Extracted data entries
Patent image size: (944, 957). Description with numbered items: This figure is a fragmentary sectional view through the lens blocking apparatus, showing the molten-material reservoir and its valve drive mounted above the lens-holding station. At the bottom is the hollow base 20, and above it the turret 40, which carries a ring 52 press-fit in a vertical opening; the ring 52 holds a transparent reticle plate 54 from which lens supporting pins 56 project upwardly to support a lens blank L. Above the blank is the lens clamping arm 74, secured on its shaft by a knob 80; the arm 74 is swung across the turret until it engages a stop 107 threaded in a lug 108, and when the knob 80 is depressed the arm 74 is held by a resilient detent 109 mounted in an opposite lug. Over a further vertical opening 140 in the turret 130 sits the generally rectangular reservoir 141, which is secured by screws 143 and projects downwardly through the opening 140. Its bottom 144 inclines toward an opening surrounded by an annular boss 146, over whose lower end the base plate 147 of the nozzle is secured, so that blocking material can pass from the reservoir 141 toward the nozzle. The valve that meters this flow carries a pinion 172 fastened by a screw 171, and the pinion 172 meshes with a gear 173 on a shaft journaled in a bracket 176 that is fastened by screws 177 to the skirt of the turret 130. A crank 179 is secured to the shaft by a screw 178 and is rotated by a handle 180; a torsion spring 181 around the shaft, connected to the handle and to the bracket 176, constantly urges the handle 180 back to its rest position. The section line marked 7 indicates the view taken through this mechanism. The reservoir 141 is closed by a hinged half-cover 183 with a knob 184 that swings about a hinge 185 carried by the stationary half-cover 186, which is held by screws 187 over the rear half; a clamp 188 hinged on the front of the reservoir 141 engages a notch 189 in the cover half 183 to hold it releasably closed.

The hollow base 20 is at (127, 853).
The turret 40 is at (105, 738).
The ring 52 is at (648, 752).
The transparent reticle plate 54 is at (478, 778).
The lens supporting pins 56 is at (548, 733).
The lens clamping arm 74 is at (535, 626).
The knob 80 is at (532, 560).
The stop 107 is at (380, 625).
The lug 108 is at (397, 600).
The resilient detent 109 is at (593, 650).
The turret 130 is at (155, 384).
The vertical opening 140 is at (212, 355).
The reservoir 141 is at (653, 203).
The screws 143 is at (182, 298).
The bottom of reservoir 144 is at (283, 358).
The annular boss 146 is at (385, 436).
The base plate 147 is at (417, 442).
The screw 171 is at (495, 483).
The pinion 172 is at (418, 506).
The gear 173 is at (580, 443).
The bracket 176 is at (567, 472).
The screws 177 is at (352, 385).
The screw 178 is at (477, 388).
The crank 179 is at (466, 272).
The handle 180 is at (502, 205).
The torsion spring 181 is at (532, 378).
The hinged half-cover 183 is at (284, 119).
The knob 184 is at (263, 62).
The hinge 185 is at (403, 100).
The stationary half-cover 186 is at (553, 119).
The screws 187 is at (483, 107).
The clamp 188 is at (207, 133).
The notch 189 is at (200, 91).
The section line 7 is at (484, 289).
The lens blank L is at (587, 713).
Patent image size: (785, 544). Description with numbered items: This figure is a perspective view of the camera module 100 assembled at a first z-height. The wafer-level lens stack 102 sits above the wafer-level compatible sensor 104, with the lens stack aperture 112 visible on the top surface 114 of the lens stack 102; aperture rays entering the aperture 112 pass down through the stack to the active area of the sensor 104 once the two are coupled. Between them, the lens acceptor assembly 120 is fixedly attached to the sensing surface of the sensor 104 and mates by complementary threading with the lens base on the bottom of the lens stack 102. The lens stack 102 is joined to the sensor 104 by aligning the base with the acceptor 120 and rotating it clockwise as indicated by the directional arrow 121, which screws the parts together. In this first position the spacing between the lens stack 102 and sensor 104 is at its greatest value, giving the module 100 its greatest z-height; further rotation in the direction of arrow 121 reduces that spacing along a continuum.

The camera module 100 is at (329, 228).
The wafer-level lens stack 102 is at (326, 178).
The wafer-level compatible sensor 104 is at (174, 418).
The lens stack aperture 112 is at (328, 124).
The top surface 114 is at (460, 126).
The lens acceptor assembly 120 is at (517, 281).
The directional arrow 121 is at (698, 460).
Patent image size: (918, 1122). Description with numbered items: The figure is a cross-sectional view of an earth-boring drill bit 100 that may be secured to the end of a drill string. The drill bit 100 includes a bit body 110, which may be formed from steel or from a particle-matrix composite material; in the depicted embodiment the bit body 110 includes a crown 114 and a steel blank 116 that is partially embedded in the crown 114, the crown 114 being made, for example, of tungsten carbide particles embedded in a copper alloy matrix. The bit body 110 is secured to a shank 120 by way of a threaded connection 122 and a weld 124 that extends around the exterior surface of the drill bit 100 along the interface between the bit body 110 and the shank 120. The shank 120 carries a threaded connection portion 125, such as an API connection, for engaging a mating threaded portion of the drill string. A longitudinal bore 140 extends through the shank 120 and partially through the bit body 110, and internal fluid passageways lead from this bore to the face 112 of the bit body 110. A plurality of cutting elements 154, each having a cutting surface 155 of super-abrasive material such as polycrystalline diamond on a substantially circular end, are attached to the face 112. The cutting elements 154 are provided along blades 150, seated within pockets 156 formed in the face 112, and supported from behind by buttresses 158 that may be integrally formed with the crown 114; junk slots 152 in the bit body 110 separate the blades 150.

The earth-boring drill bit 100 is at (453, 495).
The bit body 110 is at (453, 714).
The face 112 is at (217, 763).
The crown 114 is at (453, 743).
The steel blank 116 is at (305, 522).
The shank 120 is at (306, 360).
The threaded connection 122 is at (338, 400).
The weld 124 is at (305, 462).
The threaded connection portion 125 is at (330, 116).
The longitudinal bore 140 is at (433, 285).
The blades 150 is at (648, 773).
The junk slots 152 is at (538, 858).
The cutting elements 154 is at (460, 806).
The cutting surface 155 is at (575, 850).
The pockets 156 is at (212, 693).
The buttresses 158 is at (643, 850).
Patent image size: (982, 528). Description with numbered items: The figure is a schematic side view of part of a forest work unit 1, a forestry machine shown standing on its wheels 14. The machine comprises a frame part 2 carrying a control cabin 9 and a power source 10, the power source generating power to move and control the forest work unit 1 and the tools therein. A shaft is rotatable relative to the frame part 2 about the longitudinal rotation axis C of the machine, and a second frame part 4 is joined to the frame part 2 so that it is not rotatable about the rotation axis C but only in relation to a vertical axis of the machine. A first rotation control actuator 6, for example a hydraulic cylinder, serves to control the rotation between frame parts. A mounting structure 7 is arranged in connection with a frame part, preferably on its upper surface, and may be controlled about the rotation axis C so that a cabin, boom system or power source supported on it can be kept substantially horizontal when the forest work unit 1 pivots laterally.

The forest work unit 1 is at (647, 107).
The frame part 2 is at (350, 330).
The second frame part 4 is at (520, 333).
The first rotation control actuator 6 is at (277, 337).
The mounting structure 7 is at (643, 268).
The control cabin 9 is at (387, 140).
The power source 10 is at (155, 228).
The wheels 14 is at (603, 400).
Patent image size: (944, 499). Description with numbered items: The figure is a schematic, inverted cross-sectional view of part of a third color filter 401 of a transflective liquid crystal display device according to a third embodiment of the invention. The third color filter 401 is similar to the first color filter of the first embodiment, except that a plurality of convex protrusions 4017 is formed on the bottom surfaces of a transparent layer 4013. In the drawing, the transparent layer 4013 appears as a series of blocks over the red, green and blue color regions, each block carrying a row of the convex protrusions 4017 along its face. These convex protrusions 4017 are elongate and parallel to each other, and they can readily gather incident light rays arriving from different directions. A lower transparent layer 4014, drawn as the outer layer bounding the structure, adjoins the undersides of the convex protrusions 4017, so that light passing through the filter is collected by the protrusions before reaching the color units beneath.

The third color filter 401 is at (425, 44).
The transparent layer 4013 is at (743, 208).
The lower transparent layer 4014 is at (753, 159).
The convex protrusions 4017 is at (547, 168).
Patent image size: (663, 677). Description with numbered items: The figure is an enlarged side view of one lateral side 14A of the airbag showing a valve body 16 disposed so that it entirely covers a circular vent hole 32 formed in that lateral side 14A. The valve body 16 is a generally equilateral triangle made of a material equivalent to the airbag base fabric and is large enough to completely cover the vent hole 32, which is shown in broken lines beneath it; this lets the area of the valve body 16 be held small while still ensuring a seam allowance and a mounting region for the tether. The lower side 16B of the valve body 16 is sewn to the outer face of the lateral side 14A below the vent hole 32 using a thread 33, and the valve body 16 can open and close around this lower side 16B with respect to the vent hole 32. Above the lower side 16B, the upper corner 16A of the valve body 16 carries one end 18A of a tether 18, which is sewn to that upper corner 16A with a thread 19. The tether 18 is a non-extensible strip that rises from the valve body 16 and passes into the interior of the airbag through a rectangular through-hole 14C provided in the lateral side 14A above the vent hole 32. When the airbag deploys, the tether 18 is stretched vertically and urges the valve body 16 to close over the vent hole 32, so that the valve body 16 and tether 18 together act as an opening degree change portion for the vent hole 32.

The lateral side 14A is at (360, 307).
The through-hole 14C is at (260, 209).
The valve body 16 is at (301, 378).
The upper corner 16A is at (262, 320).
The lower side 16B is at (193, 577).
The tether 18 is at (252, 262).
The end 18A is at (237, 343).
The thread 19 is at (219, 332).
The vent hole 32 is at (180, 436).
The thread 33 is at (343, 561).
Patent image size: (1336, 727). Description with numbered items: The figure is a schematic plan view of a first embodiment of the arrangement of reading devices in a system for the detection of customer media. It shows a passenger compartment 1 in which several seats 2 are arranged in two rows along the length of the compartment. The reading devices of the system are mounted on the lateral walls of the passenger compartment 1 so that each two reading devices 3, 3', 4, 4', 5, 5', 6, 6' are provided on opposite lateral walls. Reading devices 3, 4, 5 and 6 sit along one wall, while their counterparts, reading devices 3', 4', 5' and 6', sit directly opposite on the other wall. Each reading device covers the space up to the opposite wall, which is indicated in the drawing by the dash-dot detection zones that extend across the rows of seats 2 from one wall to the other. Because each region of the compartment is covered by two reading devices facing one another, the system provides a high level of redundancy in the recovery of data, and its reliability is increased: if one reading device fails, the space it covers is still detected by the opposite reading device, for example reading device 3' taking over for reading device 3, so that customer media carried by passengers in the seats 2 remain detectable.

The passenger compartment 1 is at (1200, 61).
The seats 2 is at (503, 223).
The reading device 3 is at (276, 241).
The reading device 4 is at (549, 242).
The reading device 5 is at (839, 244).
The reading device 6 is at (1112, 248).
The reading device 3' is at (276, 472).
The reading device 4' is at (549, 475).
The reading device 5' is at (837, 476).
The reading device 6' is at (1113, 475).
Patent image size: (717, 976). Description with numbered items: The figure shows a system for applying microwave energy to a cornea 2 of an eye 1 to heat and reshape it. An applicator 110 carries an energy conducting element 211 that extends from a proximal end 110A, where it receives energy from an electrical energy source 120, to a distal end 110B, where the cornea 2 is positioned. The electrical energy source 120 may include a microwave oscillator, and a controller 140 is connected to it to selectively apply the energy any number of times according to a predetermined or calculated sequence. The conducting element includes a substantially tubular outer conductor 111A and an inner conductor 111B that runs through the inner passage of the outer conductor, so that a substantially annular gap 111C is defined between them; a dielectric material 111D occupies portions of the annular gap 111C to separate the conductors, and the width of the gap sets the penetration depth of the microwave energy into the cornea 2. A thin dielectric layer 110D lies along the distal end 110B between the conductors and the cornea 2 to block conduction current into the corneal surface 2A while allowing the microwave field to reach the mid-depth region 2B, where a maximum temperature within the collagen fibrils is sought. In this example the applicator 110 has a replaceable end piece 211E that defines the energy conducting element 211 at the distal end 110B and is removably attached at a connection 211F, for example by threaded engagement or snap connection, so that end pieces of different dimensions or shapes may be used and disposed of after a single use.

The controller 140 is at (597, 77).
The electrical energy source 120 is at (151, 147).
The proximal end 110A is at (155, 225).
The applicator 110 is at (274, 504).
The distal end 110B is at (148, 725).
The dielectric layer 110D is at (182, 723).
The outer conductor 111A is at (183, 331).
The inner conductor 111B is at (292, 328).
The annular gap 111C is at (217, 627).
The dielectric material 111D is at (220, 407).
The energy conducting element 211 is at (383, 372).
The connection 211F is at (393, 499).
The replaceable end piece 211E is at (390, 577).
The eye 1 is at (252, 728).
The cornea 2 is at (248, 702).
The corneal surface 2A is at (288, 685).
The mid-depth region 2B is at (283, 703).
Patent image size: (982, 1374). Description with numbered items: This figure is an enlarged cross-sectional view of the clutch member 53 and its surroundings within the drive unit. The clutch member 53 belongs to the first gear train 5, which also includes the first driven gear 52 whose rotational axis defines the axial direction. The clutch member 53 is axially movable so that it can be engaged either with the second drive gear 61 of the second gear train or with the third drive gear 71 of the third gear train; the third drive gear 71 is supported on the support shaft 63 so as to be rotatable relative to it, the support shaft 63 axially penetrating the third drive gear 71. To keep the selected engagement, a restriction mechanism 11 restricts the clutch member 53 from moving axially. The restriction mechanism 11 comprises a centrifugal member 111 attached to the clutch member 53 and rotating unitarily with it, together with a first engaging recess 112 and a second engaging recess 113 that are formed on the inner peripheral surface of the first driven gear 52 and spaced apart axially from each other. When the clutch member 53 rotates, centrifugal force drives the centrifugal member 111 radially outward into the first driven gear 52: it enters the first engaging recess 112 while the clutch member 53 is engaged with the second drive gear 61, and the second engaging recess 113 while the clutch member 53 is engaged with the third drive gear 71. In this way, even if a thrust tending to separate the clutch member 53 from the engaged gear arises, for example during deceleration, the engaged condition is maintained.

▶ _WHAT YOU HAVE TO DO_
Rewrite the part that opens with the line containing "Patent image size: (982, 528)." and closes with the line containing "The second frame part 4 is at (520, 333).", changing "schematic side view" to "schematic lateral view" and leaving everything else as it is.

▶ _PROBLEM SOLUTION_
Patent image size: (982, 528). Description with numbered items: The figure is a schematic lateral view of part of a forest work unit 1, a forestry machine shown standing on its wheels 14. The machine comprises a frame part 2 carrying a control cabin 9 and a power source 10, the power source generating power to move and control the forest work unit 1 and the tools therein. A shaft is rotatable relative to the frame part 2 about the longitudinal rotation axis C of the machine, and a second frame part 4 is joined to the frame part 2 so that it is not rotatable about the rotation axis C but only in relation to a vertical axis of the machine. A first rotation control actuator 6, for example a hydraulic cylinder, serves to control the rotation between frame parts. A mounting structure 7 is arranged in connection with a frame part, preferably on its upper surface, and may be controlled about the rotation axis C so that a cabin, boom system or power source supported on it can be kept substantially horizontal when the forest work unit 1 pivots laterally.

The forest work unit 1 is at (647, 107).
The frame part 2 is at (350, 330).
The second frame part 4 is at (520, 333).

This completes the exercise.